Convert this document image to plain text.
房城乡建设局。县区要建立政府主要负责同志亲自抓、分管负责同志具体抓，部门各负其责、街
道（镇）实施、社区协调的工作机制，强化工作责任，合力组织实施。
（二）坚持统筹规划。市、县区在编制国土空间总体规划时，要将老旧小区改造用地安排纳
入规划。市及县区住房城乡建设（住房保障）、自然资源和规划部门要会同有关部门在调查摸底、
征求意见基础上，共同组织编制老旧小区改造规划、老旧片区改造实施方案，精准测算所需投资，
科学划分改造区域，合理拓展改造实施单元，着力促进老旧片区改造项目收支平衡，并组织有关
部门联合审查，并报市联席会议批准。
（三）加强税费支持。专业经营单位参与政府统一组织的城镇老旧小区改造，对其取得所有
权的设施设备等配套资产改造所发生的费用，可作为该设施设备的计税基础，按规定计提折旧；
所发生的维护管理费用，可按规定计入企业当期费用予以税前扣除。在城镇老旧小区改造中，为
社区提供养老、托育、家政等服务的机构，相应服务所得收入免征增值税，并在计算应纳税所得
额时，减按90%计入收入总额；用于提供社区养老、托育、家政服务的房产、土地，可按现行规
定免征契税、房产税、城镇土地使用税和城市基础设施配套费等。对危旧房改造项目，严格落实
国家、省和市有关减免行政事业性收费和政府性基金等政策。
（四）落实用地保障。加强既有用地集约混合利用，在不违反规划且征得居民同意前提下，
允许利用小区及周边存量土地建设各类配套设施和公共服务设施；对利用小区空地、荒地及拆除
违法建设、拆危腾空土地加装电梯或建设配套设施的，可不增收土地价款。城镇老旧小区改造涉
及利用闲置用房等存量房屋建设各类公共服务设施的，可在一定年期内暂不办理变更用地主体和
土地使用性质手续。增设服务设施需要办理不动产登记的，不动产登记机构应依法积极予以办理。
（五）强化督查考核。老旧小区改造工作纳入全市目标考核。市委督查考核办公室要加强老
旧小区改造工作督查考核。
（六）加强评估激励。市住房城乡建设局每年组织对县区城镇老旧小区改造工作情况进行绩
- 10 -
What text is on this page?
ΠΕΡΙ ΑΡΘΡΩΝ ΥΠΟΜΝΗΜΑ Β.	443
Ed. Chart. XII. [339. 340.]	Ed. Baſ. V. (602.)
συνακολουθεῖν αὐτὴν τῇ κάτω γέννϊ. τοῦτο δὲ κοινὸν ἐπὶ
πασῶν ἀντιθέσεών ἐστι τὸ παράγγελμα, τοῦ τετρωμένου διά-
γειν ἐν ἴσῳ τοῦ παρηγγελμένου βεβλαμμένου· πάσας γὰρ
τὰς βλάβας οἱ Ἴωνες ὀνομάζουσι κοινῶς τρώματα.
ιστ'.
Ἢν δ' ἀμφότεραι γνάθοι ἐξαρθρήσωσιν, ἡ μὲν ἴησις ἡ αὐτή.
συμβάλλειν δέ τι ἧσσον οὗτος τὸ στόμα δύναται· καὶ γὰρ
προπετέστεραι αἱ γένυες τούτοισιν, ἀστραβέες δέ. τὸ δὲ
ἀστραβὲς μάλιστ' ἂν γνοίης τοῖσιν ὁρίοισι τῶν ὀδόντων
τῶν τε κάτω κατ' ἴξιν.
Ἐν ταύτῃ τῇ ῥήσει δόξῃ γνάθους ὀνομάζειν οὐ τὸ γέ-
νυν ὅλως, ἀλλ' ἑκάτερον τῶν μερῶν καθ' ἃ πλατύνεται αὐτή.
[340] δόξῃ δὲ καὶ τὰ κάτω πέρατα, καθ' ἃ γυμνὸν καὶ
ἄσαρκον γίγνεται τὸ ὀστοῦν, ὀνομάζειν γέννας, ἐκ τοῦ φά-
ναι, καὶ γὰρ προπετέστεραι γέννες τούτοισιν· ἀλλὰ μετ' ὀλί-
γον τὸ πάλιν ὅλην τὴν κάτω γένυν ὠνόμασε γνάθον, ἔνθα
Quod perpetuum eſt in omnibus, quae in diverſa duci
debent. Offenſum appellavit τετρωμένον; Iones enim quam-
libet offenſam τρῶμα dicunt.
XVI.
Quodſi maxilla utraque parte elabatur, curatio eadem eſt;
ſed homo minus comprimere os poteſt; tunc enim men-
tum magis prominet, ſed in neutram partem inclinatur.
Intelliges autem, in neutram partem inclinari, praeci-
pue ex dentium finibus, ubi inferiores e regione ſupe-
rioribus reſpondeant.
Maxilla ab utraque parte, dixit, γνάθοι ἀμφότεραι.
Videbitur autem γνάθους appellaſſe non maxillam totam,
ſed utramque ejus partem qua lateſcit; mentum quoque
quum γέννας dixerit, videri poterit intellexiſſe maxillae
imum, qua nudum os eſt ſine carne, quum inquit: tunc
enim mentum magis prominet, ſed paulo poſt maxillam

▬▬▬▬▬▬

What is needed >>
Above are lines of data; state how many of them contain the word "δόξῃ", with no other output.

Answer for this exercise >>
2